Text block>
====
With its focus on these remarkable royal coinages, the HRC portal will be built around seven interlinked web-based components, employing the principles of Linked Open Data, already successfully deployed in a number of other ANS projects (including the NEH ­funded Online Coins of the Roman Empire; https://numismatics.org/ocre/). These include three stand­alone online tools each of which is devoted to the coinage of a single royal dynasty.
(1) PELLA, with a focus on the Argeads of Macedonia including Alexander the Great
(2) Seleucid Coins Online (SCO)
(3) Ptolemaic Coins Online (PCO)

Incorporated within these three tools will be a monogram and symbols repository. Two additional stand­alone tools.
(1) Greek Coin Hoards
(2) The scanned notebooks of Edward T. Newell (d. 1941)

The notebooks of E.T. Newell, the leading US scholar on these coinages, will provide full documentation of available hoard evidence and provenance information for many individual coins.

While all of the stand­alone tools will be interlinked, they will also be united through the portal site  Hellenistic Royal Coinages, which will serve as a union catalogue for global searches and as a platform for later expansion, and will later focus on adding the coinages of the remaining Hellenistic dynasties (Phase 2, post­-2020).
====
Given data>
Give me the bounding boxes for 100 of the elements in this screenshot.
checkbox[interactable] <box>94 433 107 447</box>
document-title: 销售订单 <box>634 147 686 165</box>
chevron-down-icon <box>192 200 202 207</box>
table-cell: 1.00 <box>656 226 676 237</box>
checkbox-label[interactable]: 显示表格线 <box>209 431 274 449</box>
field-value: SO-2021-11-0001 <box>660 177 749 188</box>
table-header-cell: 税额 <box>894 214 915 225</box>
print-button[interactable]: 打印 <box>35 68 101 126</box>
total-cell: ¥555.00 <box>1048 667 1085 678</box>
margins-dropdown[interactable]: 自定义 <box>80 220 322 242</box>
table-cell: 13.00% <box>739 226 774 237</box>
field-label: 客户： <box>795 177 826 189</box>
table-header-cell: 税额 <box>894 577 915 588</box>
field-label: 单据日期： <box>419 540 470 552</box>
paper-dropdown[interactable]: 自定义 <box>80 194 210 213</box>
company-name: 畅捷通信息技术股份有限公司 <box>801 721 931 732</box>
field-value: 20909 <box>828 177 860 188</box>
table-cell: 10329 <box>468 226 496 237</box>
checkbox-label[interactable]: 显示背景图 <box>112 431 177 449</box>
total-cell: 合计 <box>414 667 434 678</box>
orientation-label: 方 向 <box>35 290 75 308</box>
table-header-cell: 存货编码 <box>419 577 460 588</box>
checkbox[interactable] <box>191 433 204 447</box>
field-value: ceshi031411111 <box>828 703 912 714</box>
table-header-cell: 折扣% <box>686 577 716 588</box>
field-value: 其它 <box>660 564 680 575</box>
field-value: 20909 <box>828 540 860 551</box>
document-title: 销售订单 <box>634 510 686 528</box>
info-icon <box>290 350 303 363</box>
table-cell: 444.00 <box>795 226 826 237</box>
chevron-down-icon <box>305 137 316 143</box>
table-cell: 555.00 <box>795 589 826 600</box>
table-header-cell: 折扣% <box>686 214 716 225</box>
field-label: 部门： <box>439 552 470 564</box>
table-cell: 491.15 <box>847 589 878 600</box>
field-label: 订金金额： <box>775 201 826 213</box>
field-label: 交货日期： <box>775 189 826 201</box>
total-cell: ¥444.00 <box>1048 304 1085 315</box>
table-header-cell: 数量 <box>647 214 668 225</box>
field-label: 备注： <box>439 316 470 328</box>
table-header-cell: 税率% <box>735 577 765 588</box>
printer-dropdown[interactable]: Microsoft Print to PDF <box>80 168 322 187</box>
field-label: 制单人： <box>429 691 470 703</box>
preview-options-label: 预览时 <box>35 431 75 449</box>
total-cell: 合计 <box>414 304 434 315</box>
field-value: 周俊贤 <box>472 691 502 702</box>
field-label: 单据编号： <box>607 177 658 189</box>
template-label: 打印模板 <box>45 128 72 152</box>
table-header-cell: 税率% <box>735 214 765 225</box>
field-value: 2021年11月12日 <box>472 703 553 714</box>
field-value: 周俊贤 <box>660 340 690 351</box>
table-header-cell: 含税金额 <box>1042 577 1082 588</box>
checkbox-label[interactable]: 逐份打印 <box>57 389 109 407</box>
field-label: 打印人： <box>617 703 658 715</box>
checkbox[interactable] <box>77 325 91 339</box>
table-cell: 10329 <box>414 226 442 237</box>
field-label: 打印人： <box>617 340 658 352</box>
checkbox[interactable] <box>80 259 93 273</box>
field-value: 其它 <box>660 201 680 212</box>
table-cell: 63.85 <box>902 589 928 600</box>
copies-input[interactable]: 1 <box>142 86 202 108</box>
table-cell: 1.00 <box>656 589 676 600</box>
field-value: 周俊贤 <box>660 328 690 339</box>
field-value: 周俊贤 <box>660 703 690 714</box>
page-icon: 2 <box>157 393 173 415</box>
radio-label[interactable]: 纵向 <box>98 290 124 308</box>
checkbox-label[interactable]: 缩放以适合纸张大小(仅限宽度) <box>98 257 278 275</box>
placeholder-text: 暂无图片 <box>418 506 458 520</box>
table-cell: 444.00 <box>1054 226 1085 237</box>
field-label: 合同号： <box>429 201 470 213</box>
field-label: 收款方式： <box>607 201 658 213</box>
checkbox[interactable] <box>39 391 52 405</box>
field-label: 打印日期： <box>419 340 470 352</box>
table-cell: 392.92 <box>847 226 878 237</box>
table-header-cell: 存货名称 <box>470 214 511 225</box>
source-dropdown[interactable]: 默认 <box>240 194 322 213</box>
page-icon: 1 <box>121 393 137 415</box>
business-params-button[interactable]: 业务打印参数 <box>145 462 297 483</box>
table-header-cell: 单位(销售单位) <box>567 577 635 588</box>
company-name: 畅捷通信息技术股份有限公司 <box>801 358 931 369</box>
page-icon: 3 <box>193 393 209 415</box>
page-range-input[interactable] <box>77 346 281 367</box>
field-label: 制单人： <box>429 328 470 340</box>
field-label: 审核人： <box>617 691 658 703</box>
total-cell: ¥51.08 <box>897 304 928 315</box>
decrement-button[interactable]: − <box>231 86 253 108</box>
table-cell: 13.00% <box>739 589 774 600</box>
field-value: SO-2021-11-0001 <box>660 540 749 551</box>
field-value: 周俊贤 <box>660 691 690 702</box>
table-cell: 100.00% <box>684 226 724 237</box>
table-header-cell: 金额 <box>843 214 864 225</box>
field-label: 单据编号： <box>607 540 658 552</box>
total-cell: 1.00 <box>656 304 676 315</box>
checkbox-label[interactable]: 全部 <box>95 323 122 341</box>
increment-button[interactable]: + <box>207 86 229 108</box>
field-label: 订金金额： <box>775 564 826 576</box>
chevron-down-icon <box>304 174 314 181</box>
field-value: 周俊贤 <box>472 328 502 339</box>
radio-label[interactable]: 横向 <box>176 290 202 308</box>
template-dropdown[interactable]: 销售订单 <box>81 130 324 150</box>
====
Requirement>
In the passage about the HRC portal:
(a) Which royal dynasty is PELLA focused on?
(b) Whose scanned notebooks make up one of the two additional stand-alone tools?
(c) What two roles will the portal site Hellenistic Royal Coinages serve?
Nothing in the lines matters for this.

Answer to this task>
(a) The Argeads of Macedonia, including Alexander the Great.
(b) Edward T. Newell's.
(c) It will serve as a union catalogue for global searches and as a platform for later expansion.